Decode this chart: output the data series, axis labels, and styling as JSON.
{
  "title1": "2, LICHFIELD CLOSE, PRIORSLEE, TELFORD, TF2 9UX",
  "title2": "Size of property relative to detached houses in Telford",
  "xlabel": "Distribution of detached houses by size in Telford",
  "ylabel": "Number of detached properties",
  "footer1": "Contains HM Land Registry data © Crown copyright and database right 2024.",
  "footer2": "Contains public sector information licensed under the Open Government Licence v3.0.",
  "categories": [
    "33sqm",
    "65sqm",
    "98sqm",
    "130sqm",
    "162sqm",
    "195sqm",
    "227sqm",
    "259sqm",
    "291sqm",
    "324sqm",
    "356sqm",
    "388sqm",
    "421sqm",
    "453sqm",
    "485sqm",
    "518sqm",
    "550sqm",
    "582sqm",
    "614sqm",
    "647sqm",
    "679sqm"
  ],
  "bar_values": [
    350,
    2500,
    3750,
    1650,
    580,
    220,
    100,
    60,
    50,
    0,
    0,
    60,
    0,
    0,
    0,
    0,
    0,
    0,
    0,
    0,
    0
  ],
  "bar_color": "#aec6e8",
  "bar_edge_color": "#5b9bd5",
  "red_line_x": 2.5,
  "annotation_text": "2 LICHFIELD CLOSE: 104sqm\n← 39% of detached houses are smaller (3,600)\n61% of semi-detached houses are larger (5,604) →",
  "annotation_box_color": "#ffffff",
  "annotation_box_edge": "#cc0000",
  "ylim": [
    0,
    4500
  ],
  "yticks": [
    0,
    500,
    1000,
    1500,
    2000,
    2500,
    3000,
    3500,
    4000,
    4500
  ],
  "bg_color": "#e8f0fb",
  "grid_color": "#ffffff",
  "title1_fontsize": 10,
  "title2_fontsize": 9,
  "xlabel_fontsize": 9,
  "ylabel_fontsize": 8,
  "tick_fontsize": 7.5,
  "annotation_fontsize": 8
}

□ □ □ □

Copy out each line in the preceding records that contains "data".

Decode this chart: output the data series, axis labels, and styling as JSON.
  "footer1": "Contains HM Land Registry data © Crown copyright and database right 2024.",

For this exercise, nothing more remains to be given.